§ **Problem to work on**
What is needed here is an exact copy of every entry.
========
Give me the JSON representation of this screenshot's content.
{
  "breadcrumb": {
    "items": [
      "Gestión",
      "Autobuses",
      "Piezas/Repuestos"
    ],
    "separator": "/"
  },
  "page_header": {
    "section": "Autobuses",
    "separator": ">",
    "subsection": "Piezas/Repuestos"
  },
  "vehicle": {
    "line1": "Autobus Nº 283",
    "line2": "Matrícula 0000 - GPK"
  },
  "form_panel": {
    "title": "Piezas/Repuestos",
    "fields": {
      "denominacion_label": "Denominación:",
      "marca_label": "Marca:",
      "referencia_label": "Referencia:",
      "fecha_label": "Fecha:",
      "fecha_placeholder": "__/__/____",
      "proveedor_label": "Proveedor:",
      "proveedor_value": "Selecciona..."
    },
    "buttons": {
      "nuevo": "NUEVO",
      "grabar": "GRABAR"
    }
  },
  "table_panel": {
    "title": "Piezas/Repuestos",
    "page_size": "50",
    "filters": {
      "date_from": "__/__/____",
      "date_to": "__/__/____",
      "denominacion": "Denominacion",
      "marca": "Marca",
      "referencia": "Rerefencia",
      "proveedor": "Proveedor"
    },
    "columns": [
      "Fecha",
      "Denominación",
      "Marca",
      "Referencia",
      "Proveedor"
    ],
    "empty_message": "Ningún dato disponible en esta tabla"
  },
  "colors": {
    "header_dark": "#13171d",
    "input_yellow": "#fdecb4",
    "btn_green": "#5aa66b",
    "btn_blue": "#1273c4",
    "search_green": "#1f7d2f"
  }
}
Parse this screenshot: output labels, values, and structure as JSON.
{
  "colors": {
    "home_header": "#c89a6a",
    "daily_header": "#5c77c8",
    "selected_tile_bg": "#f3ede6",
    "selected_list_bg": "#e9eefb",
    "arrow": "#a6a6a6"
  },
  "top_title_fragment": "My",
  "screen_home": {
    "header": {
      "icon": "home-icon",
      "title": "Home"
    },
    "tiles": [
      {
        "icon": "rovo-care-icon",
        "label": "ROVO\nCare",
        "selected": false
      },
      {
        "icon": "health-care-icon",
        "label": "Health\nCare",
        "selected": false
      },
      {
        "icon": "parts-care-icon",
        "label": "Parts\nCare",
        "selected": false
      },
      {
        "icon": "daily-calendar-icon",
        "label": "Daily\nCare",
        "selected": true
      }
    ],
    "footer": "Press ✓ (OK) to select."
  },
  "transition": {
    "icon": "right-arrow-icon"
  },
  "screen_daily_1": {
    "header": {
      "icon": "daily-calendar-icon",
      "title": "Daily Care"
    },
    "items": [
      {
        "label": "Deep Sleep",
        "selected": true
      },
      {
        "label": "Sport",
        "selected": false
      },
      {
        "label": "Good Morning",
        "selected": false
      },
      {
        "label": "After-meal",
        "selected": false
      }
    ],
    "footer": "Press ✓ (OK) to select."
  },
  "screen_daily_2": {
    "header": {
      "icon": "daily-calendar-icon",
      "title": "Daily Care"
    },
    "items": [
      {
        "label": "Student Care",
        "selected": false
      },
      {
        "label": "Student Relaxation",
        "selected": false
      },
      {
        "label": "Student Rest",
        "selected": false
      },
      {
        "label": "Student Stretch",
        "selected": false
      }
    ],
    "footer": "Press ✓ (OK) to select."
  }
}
========
§ **Final result**
Give me the JSON representation of this screenshot's content.
{
  "breadcrumb": {
    "items": [
      "Gestión",
      "Autobuses",
      "Piezas/Repuestos"
    ],
    "separator": "/"
  },
  "page_header": {
    "section": "Autobuses",
    "separator": ">",
    "subsection": "Piezas/Repuestos"
  },
  "vehicle": {
    "line1": "Autobus Nº 283",
    "line2": "Matrícula 0000 - GPK"
  },
  "form_panel": {
    "title": "Piezas/Repuestos",
    "fields": {
      "denominacion_label": "Denominación:",
      "marca_label": "Marca:",
      "referencia_label": "Referencia:",
      "fecha_label": "Fecha:",
      "fecha_placeholder": "__/__/____",
      "proveedor_label": "Proveedor:",
      "proveedor_value": "Selecciona..."
    },
    "buttons": {
      "nuevo": "NUEVO",
      "grabar": "GRABAR"
    }
  },
  "table_panel": {
    "title": "Piezas/Repuestos",
    "page_size": "50",
    "filters": {
      "date_from": "__/__/____",
      "date_to": "__/__/____",
      "denominacion": "Denominacion",
      "marca": "Marca",
      "referencia": "Rerefencia",
      "proveedor": "Proveedor"
    },
    "columns": [
      "Fecha",
      "Denominación",
      "Marca",
      "Referencia",
      "Proveedor"
    ],
    "empty_message": "Ningún dato disponible en esta tabla"
  },
  "colors": {
    "header_dark": "#13171d",
    "input_yellow": "#fdecb4",
    "btn_green": "#5aa66b",
    "btn_blue": "#1273c4",
    "search_green": "#1f7d2f"
  }
}
Parse this screenshot: output labels, values, and structure as JSON.
{
  "colors": {
    "home_header": "#c89a6a",
    "daily_header": "#5c77c8",
    "selected_tile_bg": "#f3ede6",
    "selected_list_bg": "#e9eefb",
    "arrow": "#a6a6a6"
  },
  "top_title_fragment": "My",
  "screen_home": {
    "header": {
      "icon": "home-icon",
      "title": "Home"
    },
    "tiles": [
      {
        "icon": "rovo-care-icon",
        "label": "ROVO\nCare",
        "selected": false
      },
      {
        "icon": "health-care-icon",
        "label": "Health\nCare",
        "selected": false
      },
      {
        "icon": "parts-care-icon",
        "label": "Parts\nCare",
        "selected": false
      },
      {
        "icon": "daily-calendar-icon",
        "label": "Daily\nCare",
        "selected": true
      }
    ],
    "footer": "Press ✓ (OK) to select."
  },
  "transition": {
    "icon": "right-arrow-icon"
  },
  "screen_daily_1": {
    "header": {
      "icon": "daily-calendar-icon",
      "title": "Daily Care"
    },
    "items": [
      {
        "label": "Deep Sleep",
        "selected": true
      },
      {
        "label": "Sport",
        "selected": false
      },
      {
        "label": "Good Morning",
        "selected": false
      },
      {
        "label": "After-meal",
        "selected": false
      }
    ],
    "footer": "Press ✓ (OK) to select."
  },
  "screen_daily_2": {
    "header": {
      "icon": "daily-calendar-icon",
      "title": "Daily Care"
    },
    "items": [
      {
        "label": "Student Care",
        "selected": false
      },
      {
        "label": "Student Relaxation",
        "selected": false
      },
      {
        "label": "Student Rest",
        "selected": false
      },
      {
        "label": "Student Stretch",
        "selected": false
      }
    ],
    "footer": "Press ✓ (OK) to select."
  }
}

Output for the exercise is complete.